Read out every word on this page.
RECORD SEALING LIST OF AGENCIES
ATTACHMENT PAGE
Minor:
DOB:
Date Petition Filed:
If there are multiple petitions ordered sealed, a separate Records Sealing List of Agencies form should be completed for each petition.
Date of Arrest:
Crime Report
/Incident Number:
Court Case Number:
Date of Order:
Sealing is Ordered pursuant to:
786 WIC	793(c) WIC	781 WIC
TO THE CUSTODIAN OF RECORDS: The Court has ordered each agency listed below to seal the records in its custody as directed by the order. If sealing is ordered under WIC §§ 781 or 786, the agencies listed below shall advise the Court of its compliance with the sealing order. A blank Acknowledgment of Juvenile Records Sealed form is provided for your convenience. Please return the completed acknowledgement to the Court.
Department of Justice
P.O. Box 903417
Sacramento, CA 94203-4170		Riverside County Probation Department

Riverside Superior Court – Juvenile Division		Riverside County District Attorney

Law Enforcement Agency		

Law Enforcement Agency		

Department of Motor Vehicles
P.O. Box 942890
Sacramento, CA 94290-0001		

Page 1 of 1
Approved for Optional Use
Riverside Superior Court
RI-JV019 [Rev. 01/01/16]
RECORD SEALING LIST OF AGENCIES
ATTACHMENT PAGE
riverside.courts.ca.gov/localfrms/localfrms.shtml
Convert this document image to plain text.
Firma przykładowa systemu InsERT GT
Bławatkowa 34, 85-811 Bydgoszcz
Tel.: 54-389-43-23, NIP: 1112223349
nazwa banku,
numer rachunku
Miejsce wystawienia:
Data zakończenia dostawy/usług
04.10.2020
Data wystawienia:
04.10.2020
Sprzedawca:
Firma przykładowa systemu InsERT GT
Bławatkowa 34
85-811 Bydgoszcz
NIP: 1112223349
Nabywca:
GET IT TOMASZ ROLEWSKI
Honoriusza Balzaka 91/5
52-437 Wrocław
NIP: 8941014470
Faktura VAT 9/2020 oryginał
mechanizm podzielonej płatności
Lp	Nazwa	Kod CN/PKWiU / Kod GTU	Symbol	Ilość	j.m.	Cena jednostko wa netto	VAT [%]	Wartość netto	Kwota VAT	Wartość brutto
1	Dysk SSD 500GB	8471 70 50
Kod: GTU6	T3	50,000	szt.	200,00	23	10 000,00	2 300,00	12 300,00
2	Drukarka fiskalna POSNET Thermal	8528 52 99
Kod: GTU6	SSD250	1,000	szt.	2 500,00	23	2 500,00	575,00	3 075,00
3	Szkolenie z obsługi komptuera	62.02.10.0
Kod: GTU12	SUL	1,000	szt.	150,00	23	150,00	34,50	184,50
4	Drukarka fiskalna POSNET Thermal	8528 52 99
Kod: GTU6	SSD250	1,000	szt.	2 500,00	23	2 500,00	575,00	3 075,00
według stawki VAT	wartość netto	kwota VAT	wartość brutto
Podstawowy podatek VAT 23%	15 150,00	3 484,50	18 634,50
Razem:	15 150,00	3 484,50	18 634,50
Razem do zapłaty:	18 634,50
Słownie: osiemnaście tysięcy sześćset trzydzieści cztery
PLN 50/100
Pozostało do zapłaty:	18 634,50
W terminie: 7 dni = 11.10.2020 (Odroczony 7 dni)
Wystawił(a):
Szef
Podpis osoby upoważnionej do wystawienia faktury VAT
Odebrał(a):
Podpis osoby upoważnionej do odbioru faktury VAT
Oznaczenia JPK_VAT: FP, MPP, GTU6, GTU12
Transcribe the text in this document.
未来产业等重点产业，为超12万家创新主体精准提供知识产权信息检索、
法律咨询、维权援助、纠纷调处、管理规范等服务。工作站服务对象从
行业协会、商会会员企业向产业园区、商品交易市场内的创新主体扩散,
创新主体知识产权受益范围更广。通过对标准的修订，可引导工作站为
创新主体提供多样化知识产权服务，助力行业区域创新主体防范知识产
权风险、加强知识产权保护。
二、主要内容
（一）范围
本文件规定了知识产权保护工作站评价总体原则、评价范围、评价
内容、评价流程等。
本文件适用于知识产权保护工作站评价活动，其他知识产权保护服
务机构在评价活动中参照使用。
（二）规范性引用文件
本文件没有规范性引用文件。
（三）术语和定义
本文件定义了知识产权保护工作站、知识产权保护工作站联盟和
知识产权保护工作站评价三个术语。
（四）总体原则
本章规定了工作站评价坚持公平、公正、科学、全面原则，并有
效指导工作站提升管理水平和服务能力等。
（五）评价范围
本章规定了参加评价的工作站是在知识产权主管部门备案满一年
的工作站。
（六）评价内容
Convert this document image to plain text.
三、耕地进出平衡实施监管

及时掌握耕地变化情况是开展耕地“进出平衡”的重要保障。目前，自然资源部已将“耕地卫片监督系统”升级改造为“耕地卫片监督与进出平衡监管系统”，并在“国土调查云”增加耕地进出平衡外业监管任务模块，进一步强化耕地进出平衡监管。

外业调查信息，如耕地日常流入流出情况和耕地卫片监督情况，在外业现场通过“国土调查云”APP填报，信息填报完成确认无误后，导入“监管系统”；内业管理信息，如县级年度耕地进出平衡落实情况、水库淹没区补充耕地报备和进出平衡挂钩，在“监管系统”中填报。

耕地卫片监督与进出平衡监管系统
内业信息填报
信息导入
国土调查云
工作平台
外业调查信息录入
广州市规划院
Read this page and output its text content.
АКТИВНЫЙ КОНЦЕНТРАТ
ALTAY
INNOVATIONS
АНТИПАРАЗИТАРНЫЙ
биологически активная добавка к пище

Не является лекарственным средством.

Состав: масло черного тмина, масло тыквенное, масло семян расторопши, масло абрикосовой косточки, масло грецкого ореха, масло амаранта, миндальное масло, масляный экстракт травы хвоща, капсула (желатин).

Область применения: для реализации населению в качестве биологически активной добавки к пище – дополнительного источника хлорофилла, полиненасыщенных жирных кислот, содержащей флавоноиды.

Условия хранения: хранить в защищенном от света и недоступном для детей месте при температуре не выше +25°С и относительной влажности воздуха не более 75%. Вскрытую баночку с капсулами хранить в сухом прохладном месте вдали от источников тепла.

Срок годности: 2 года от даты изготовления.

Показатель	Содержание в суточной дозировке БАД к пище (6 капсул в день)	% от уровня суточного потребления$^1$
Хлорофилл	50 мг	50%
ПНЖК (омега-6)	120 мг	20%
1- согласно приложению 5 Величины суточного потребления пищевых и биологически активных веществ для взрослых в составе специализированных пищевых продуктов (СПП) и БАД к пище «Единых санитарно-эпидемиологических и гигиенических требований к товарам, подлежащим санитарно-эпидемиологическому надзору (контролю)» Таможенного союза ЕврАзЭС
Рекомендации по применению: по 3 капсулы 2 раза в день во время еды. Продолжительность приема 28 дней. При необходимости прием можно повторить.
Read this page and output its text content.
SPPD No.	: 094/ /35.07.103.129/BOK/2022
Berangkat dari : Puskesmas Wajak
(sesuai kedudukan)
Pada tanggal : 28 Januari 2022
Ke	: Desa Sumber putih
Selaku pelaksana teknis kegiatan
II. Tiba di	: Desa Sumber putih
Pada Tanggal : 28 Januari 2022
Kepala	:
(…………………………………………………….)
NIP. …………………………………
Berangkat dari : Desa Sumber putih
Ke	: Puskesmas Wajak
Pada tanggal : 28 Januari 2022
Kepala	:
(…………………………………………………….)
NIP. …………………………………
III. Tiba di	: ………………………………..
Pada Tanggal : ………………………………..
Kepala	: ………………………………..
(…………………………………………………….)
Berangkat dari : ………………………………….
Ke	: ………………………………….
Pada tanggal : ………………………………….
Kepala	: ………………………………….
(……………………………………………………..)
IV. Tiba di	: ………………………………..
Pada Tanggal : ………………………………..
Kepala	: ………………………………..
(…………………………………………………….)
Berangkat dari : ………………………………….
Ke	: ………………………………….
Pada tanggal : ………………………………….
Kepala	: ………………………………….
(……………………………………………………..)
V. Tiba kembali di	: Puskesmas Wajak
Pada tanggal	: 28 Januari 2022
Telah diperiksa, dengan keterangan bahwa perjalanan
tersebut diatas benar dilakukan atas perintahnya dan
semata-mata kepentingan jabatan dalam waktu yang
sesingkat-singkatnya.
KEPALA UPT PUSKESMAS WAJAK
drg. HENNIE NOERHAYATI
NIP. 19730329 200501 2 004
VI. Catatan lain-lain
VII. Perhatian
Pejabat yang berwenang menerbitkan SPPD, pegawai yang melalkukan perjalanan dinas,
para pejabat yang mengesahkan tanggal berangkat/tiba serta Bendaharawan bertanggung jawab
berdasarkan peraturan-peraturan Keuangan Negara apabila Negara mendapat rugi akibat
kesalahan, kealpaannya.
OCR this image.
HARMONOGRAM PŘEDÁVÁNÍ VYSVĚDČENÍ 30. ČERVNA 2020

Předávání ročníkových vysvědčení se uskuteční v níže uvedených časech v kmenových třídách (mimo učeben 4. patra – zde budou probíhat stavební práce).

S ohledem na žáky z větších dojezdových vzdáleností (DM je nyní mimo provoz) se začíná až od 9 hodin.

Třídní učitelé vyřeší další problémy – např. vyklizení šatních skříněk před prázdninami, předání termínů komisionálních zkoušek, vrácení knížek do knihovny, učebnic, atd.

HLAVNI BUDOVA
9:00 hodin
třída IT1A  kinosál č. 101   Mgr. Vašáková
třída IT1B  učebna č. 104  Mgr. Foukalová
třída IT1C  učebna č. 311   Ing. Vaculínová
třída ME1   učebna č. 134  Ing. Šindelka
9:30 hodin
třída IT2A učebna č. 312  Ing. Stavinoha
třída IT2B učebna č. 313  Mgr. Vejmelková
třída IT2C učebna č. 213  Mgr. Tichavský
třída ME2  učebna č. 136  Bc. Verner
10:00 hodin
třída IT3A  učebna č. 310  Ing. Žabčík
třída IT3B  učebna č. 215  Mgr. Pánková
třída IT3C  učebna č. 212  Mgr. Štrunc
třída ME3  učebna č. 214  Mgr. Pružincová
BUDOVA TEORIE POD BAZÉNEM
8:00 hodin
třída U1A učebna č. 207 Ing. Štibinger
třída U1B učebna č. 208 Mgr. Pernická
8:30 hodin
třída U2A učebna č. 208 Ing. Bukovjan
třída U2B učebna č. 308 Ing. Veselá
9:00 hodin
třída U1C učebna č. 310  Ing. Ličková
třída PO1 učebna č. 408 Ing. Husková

----

Directions for this task » Looking at the data above, show all lines where the word "день" occurs.

Response below »
Показатель	Содержание в суточной дозировке БАД к пище (6 капсул в день)	% от уровня суточного потребления$^1$
Рекомендации по применению: по 3 капсулы 2 раза в день во время еды. Продолжительность приема 28 дней. При необходимости прием можно повторить.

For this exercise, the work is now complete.